**Provided records**
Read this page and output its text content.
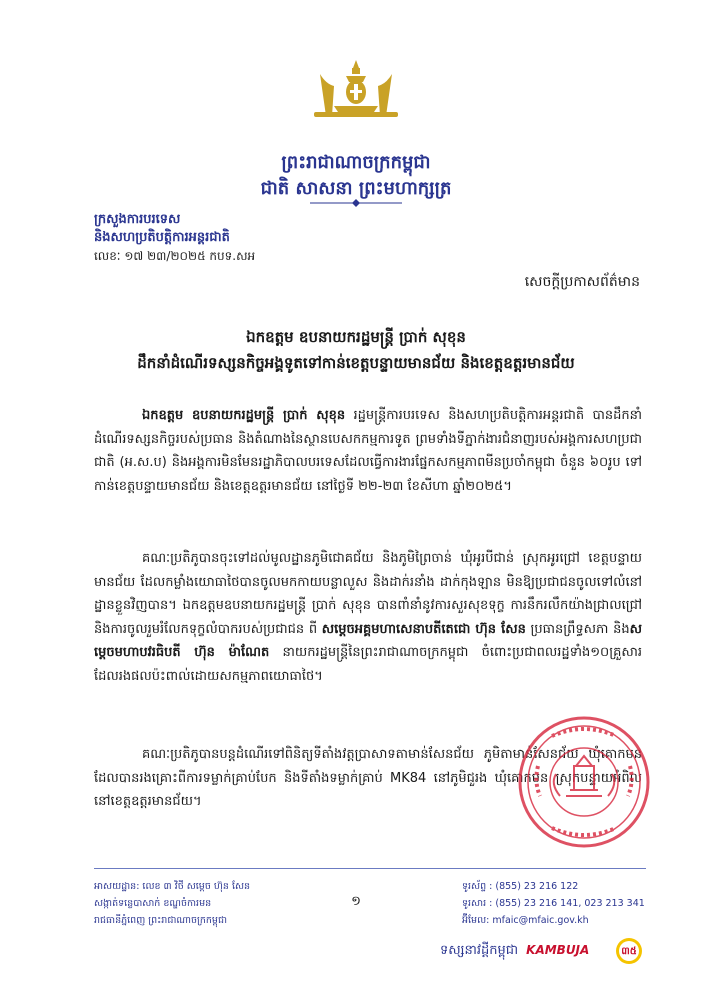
ព្រះរាជាណាចក្រកម្ពុជា
ជាតិ សាសនា ព្រះមហាក្សត្រ
ក្រសួងការបរទេស
និងសហប្រតិបត្តិការអន្តរជាតិ
លេខៈ ១៧ ២៣/២០២៥ កបទ.សអ
សេចក្តីប្រកាសព័ត៌មាន
ឯកឧត្តម ឧបនាយករដ្ឋមន្ត្រី ប្រាក់ សុខុន
ដឹកនាំដំណើរទស្សនកិច្ចអង្គទូតទៅកាន់ខេត្តបន្ទាយមានជ័យ និងខេត្តឧត្តរមានជ័យ
ឯកឧត្តម ឧបនាយករដ្ឋមន្ត្រី ប្រាក់ សុខុន រដ្ឋមន្ត្រីការបរទេស និងសហប្រតិបត្តិការអន្តរជាតិ បានដឹកនាំដំណើរទស្សនកិច្ចរបស់ប្រធាន និងតំណាងនៃស្ថានបេសកកម្មការទូត ព្រមទាំងទីភ្នាក់ងារជំនាញរបស់អង្គការសហប្រជាជាតិ (អ.ស.ប) និងអង្គការមិនមែនរដ្ឋាភិបាលបរទេសដែលធ្វើការងារផ្នែកសកម្មភាពមីនប្រចាំកម្ពុជា ចំនួន ៦០រូប ទៅកាន់ខេត្តបន្ទាយមានជ័យ និងខេត្តឧត្តរមានជ័យ នៅថ្ងៃទី ២២-២៣ ខែសីហា ឆ្នាំ២០២៥។
គណៈប្រតិភូបានចុះទៅដល់មូលដ្ឋានភូមិជោគជ័យ និងភូមិព្រៃចាន់ ឃុំអូរបីជាន់ ស្រុកអូរជ្រៅ ខេត្តបន្ទាយមានជ័យ ដែលកម្លាំងយោធាថៃបានចូលមកកាយបន្លាលួស និងដាក់រនាំង ដាក់កុងឡាន មិនឱ្យប្រជាជនចូលទៅលំនៅដ្ឋានខ្លួនវិញបាន។ ឯកឧត្តមឧបនាយករដ្ឋមន្ត្រី ប្រាក់ សុខុន បានពាំនាំនូវការសួរសុខទុក្ខ ការនឹករលឹកយ៉ាងជ្រាលជ្រៅ និងការចូលរួមរំលែកទុក្ខលំបាករបស់ប្រជាជន ពី សម្តេចអគ្គមហាសេនាបតីតេជោ ហ៊ុន សែន ប្រធានព្រឹទ្ធសភា និងសម្តេចមហាបវរធិបតី ហ៊ុន ម៉ាណែត នាយករដ្ឋមន្ត្រីនៃព្រះរាជាណាចក្រកម្ពុជា ចំពោះប្រជាពលរដ្ឋទាំង១០គ្រួសារ ដែលរងផលប៉ះពាល់ដោយសកម្មភាពយោធាថៃ។
គណៈប្រតិភូបានបន្តដំណើរទៅពិនិត្យទីតាំងវត្តប្រាសាទតាមាន់សែនជ័យ ភូមិតាមាន់សែនជ័យ ឃុំគោកមន ដែលបានរងគ្រោះពីការទម្លាក់គ្រាប់បែក និងទីតាំងទម្លាក់គ្រាប់ MK84 នៅភូមិជួរង ឃុំគោកមន ស្រុកបន្ទាយអំពិល នៅខេត្តឧត្តរមានជ័យ។
អាសយដ្ឋាន: លេខ ៣ វិថី សម្តេច ហ៊ុន សែន
សង្កាត់ទន្លេបាសាក់ ខណ្ឌចំការមន
រាជធានីភ្នំពេញ ព្រះរាជាណាចក្រកម្ពុជា
១
ទូរស័ព្ទ : (855) 23 216 122
ទូរសារ : (855) 23 216 141, 023 213 341
អ៊ីមែល: mfaic@mfaic.gov.kh
ទស្សនាវដ្តីកម្ពុជា KAMBUJA	៣៥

**Set problem**
Pictures stay out of the copy; please restate every record above exactly.

**Written answer**
Read this page and output its text content.
ព្រះរាជាណាចក្រកម្ពុជា
ជាតិ សាសនា ព្រះមហាក្សត្រ
ក្រសួងការបរទេស
និងសហប្រតិបត្តិការអន្តរជាតិ
លេខៈ ១៧ ២៣/២០២៥ កបទ.សអ
សេចក្តីប្រកាសព័ត៌មាន
ឯកឧត្តម ឧបនាយករដ្ឋមន្ត្រី ប្រាក់ សុខុន
ដឹកនាំដំណើរទស្សនកិច្ចអង្គទូតទៅកាន់ខេត្តបន្ទាយមានជ័យ និងខេត្តឧត្តរមានជ័យ
ឯកឧត្តម ឧបនាយករដ្ឋមន្ត្រី ប្រាក់ សុខុន រដ្ឋមន្ត្រីការបរទេស និងសហប្រតិបត្តិការអន្តរជាតិ បានដឹកនាំដំណើរទស្សនកិច្ចរបស់ប្រធាន និងតំណាងនៃស្ថានបេសកកម្មការទូត ព្រមទាំងទីភ្នាក់ងារជំនាញរបស់អង្គការសហប្រជាជាតិ (អ.ស.ប) និងអង្គការមិនមែនរដ្ឋាភិបាលបរទេសដែលធ្វើការងារផ្នែកសកម្មភាពមីនប្រចាំកម្ពុជា ចំនួន ៦០រូប ទៅកាន់ខេត្តបន្ទាយមានជ័យ និងខេត្តឧត្តរមានជ័យ នៅថ្ងៃទី ២២-២៣ ខែសីហា ឆ្នាំ២០២៥។
គណៈប្រតិភូបានចុះទៅដល់មូលដ្ឋានភូមិជោគជ័យ និងភូមិព្រៃចាន់ ឃុំអូរបីជាន់ ស្រុកអូរជ្រៅ ខេត្តបន្ទាយមានជ័យ ដែលកម្លាំងយោធាថៃបានចូលមកកាយបន្លាលួស និងដាក់រនាំង ដាក់កុងឡាន មិនឱ្យប្រជាជនចូលទៅលំនៅដ្ឋានខ្លួនវិញបាន។ ឯកឧត្តមឧបនាយករដ្ឋមន្ត្រី ប្រាក់ សុខុន បានពាំនាំនូវការសួរសុខទុក្ខ ការនឹករលឹកយ៉ាងជ្រាលជ្រៅ និងការចូលរួមរំលែកទុក្ខលំបាករបស់ប្រជាជន ពី សម្តេចអគ្គមហាសេនាបតីតេជោ ហ៊ុន សែន ប្រធានព្រឹទ្ធសភា និងសម្តេចមហាបវរធិបតី ហ៊ុន ម៉ាណែត នាយករដ្ឋមន្ត្រីនៃព្រះរាជាណាចក្រកម្ពុជា ចំពោះប្រជាពលរដ្ឋទាំង១០គ្រួសារ ដែលរងផលប៉ះពាល់ដោយសកម្មភាពយោធាថៃ។
គណៈប្រតិភូបានបន្តដំណើរទៅពិនិត្យទីតាំងវត្តប្រាសាទតាមាន់សែនជ័យ ភូមិតាមាន់សែនជ័យ ឃុំគោកមន ដែលបានរងគ្រោះពីការទម្លាក់គ្រាប់បែក និងទីតាំងទម្លាក់គ្រាប់ MK84 នៅភូមិជួរង ឃុំគោកមន ស្រុកបន្ទាយអំពិល នៅខេត្តឧត្តរមានជ័យ។
អាសយដ្ឋាន: លេខ ៣ វិថី សម្តេច ហ៊ុន សែន
សង្កាត់ទន្លេបាសាក់ ខណ្ឌចំការមន
រាជធានីភ្នំពេញ ព្រះរាជាណាចក្រកម្ពុជា
១
ទូរស័ព្ទ : (855) 23 216 122
ទូរសារ : (855) 23 216 141, 023 213 341
អ៊ីមែល: mfaic@mfaic.gov.kh
ទស្សនាវដ្តីកម្ពុជា KAMBUJA	៣៥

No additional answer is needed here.